=== Instructions to follow ===
Hunt for the word "TerminalEmulator" across the entries below, copying each line that holds it.

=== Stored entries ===
================================

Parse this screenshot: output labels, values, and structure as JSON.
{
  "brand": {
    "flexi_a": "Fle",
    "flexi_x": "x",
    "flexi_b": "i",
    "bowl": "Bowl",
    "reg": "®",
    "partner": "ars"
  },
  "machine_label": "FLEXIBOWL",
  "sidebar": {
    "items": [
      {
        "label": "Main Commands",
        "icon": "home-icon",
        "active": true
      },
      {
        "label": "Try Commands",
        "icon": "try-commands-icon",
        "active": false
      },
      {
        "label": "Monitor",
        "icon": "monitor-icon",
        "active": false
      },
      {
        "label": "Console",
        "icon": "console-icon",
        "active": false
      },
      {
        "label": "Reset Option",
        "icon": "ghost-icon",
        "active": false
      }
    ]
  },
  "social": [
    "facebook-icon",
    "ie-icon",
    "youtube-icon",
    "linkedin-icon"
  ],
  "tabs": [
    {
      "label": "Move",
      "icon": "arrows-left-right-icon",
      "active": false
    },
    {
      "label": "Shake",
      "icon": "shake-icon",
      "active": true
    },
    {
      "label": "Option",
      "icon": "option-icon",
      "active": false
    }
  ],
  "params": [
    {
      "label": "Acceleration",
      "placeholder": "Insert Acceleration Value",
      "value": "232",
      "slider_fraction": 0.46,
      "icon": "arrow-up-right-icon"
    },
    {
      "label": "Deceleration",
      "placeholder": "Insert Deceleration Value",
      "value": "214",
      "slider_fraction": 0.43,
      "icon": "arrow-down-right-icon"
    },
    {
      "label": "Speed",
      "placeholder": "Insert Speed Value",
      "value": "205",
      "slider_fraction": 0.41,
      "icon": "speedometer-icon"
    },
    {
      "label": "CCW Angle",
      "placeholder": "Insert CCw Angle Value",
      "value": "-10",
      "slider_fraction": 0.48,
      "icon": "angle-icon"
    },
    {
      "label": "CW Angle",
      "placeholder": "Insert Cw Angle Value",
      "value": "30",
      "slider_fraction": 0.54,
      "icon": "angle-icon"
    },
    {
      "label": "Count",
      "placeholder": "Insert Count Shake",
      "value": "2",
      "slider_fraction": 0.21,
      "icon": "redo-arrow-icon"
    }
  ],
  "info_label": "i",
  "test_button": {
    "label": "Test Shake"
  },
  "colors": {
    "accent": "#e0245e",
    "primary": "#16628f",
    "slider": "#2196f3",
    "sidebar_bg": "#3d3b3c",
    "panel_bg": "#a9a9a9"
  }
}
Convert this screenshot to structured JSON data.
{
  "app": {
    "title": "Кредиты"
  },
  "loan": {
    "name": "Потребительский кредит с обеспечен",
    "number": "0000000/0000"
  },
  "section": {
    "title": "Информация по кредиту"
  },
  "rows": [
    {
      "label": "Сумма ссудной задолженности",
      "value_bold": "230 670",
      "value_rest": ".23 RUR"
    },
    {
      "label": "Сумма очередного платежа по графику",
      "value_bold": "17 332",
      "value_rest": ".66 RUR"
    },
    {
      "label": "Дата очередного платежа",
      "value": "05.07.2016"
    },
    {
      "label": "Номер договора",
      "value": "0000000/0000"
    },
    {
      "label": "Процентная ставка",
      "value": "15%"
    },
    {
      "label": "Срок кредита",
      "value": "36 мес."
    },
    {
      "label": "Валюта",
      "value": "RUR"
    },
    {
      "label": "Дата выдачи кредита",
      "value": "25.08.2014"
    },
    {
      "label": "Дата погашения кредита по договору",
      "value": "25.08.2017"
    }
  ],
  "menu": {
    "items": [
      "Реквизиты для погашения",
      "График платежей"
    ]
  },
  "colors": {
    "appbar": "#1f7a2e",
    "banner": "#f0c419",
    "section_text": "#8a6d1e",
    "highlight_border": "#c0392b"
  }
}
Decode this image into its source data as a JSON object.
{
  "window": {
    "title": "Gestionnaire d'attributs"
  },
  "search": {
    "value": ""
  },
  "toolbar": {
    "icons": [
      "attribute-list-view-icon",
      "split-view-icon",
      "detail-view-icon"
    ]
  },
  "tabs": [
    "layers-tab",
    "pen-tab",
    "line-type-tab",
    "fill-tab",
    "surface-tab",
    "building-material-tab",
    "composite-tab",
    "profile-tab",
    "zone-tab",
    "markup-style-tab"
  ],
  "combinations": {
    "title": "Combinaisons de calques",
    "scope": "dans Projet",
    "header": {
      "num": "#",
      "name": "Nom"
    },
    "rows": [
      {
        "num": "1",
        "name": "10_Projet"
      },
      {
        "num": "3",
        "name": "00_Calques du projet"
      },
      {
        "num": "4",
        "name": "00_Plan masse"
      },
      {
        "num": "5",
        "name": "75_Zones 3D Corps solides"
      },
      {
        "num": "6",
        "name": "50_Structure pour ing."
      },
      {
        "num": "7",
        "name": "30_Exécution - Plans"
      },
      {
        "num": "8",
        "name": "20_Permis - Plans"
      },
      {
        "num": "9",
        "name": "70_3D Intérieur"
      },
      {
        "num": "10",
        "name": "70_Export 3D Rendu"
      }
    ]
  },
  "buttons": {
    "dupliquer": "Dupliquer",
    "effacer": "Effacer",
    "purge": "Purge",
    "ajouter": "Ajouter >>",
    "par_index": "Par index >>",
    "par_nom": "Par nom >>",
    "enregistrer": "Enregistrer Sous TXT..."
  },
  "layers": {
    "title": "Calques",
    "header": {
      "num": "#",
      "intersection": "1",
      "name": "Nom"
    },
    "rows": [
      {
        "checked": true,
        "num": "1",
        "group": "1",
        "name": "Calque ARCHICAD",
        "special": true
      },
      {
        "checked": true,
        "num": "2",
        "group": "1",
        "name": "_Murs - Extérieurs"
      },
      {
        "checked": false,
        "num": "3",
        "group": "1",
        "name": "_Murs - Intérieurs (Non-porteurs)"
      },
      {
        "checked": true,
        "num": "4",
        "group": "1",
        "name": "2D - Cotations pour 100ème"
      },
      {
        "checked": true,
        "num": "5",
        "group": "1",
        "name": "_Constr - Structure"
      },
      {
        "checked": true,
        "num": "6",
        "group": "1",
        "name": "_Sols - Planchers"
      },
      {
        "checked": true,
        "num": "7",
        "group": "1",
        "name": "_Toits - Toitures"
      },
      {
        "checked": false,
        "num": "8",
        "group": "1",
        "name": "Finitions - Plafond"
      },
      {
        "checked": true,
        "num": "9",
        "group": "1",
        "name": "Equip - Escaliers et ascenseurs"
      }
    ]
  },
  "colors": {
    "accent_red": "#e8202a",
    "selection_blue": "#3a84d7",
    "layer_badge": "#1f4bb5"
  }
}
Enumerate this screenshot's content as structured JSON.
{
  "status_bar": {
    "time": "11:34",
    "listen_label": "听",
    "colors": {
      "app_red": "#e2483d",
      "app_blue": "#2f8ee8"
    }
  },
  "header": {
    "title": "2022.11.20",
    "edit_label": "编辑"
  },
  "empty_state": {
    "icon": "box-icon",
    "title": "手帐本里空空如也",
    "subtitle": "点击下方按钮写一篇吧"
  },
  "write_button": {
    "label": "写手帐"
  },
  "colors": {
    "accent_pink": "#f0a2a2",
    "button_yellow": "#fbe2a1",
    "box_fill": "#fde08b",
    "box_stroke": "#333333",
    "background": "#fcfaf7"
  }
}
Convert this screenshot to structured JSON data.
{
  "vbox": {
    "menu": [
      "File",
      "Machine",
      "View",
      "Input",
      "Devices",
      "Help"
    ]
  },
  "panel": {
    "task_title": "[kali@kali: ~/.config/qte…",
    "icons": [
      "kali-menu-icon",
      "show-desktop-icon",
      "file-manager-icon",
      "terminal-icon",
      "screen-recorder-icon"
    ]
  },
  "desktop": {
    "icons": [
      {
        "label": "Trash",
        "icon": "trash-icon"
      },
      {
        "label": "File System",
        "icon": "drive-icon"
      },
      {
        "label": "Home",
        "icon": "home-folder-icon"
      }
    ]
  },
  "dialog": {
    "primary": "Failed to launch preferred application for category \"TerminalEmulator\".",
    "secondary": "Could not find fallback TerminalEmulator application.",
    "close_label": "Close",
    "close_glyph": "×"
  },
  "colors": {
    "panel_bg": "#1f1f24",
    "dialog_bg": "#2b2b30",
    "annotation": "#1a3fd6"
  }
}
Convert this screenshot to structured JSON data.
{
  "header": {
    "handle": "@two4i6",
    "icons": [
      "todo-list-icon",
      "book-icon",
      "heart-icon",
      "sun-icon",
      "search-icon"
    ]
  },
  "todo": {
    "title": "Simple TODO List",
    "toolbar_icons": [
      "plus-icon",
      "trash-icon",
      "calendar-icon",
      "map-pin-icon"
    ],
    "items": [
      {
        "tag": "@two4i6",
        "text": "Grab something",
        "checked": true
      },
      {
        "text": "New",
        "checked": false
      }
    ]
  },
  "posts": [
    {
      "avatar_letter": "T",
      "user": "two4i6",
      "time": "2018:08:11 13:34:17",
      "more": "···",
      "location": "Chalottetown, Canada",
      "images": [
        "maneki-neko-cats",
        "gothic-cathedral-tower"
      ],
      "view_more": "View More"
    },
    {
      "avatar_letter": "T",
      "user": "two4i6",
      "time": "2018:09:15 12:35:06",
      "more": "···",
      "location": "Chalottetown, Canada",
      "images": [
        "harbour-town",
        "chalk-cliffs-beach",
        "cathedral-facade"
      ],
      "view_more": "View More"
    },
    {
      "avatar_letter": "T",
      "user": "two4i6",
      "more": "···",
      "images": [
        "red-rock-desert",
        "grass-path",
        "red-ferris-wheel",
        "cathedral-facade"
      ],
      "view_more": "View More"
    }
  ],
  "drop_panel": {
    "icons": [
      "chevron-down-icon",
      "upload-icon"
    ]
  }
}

================================

=== Task result ===
    "primary": "Failed to launch preferred application for category \"TerminalEmulator\".",
    "secondary": "Could not find fallback TerminalEmulator application.",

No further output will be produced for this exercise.